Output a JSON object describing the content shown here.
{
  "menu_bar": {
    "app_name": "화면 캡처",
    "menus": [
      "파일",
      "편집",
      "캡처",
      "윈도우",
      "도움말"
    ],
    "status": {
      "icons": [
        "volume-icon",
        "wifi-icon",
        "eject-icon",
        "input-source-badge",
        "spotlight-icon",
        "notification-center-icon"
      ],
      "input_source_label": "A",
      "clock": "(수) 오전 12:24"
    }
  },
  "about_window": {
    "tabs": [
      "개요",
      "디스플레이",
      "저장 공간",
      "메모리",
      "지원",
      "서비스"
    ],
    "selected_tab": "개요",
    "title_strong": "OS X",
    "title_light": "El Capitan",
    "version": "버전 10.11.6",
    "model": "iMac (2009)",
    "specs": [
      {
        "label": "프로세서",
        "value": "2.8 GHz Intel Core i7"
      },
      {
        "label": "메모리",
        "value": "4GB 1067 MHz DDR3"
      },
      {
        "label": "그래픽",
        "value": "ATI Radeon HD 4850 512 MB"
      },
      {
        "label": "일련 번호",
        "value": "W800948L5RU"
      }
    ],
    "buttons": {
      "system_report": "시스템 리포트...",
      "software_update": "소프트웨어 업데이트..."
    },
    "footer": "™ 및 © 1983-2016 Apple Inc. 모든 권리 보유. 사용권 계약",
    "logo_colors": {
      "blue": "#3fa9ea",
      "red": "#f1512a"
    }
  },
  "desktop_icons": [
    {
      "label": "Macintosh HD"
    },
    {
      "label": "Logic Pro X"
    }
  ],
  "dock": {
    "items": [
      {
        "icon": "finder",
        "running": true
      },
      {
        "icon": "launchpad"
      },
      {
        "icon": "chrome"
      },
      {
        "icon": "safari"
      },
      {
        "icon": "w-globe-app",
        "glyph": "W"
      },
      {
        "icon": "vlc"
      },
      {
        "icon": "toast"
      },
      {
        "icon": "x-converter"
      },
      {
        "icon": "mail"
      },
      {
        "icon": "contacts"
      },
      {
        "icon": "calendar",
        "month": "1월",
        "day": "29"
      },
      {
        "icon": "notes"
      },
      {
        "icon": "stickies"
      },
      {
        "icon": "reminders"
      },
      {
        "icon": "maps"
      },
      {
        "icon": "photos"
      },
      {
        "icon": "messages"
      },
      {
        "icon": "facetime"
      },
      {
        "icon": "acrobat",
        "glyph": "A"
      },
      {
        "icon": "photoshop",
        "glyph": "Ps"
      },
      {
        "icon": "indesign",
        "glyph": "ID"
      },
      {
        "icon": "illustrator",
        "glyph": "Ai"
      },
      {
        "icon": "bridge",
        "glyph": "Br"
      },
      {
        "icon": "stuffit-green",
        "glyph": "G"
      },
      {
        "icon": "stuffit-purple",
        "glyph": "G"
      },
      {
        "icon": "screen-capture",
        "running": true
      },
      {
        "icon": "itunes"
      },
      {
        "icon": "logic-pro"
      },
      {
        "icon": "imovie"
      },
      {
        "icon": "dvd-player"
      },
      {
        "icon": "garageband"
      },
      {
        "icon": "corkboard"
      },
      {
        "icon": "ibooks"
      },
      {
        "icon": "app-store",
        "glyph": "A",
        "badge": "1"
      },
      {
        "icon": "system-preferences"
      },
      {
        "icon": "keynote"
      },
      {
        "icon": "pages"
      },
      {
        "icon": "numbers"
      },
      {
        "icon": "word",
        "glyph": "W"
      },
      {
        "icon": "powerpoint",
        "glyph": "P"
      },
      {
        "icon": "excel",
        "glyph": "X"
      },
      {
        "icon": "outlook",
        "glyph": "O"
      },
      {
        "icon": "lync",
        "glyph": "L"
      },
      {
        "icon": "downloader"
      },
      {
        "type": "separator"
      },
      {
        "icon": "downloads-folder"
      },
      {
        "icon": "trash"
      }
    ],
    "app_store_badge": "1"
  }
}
+++
TASK INSTRUCTIONS >>
Set all of the records down again, exactly as they stand.

EXERCISE OUTPUT >>
Output a JSON object describing the content shown here.
{
  "menu_bar": {
    "app_name": "화면 캡처",
    "menus": [
      "파일",
      "편집",
      "캡처",
      "윈도우",
      "도움말"
    ],
    "status": {
      "icons": [
        "volume-icon",
        "wifi-icon",
        "eject-icon",
        "input-source-badge",
        "spotlight-icon",
        "notification-center-icon"
      ],
      "input_source_label": "A",
      "clock": "(수) 오전 12:24"
    }
  },
  "about_window": {
    "tabs": [
      "개요",
      "디스플레이",
      "저장 공간",
      "메모리",
      "지원",
      "서비스"
    ],
    "selected_tab": "개요",
    "title_strong": "OS X",
    "title_light": "El Capitan",
    "version": "버전 10.11.6",
    "model": "iMac (2009)",
    "specs": [
      {
        "label": "프로세서",
        "value": "2.8 GHz Intel Core i7"
      },
      {
        "label": "메모리",
        "value": "4GB 1067 MHz DDR3"
      },
      {
        "label": "그래픽",
        "value": "ATI Radeon HD 4850 512 MB"
      },
      {
        "label": "일련 번호",
        "value": "W800948L5RU"
      }
    ],
    "buttons": {
      "system_report": "시스템 리포트...",
      "software_update": "소프트웨어 업데이트..."
    },
    "footer": "™ 및 © 1983-2016 Apple Inc. 모든 권리 보유. 사용권 계약",
    "logo_colors": {
      "blue": "#3fa9ea",
      "red": "#f1512a"
    }
  },
  "desktop_icons": [
    {
      "label": "Macintosh HD"
    },
    {
      "label": "Logic Pro X"
    }
  ],
  "dock": {
    "items": [
      {
        "icon": "finder",
        "running": true
      },
      {
        "icon": "launchpad"
      },
      {
        "icon": "chrome"
      },
      {
        "icon": "safari"
      },
      {
        "icon": "w-globe-app",
        "glyph": "W"
      },
      {
        "icon": "vlc"
      },
      {
        "icon": "toast"
      },
      {
        "icon": "x-converter"
      },
      {
        "icon": "mail"
      },
      {
        "icon": "contacts"
      },
      {
        "icon": "calendar",
        "month": "1월",
        "day": "29"
      },
      {
        "icon": "notes"
      },
      {
        "icon": "stickies"
      },
      {
        "icon": "reminders"
      },
      {
        "icon": "maps"
      },
      {
        "icon": "photos"
      },
      {
        "icon": "messages"
      },
      {
        "icon": "facetime"
      },
      {
        "icon": "acrobat",
        "glyph": "A"
      },
      {
        "icon": "photoshop",
        "glyph": "Ps"
      },
      {
        "icon": "indesign",
        "glyph": "ID"
      },
      {
        "icon": "illustrator",
        "glyph": "Ai"
      },
      {
        "icon": "bridge",
        "glyph": "Br"
      },
      {
        "icon": "stuffit-green",
        "glyph": "G"
      },
      {
        "icon": "stuffit-purple",
        "glyph": "G"
      },
      {
        "icon": "screen-capture",
        "running": true
      },
      {
        "icon": "itunes"
      },
      {
        "icon": "logic-pro"
      },
      {
        "icon": "imovie"
      },
      {
        "icon": "dvd-player"
      },
      {
        "icon": "garageband"
      },
      {
        "icon": "corkboard"
      },
      {
        "icon": "ibooks"
      },
      {
        "icon": "app-store",
        "glyph": "A",
        "badge": "1"
      },
      {
        "icon": "system-preferences"
      },
      {
        "icon": "keynote"
      },
      {
        "icon": "pages"
      },
      {
        "icon": "numbers"
      },
      {
        "icon": "word",
        "glyph": "W"
      },
      {
        "icon": "powerpoint",
        "glyph": "P"
      },
      {
        "icon": "excel",
        "glyph": "X"
      },
      {
        "icon": "outlook",
        "glyph": "O"
      },
      {
        "icon": "lync",
        "glyph": "L"
      },
      {
        "icon": "downloader"
      },
      {
        "type": "separator"
      },
      {
        "icon": "downloads-folder"
      },
      {
        "icon": "trash"
      }
    ],
    "app_store_badge": "1"
  }
}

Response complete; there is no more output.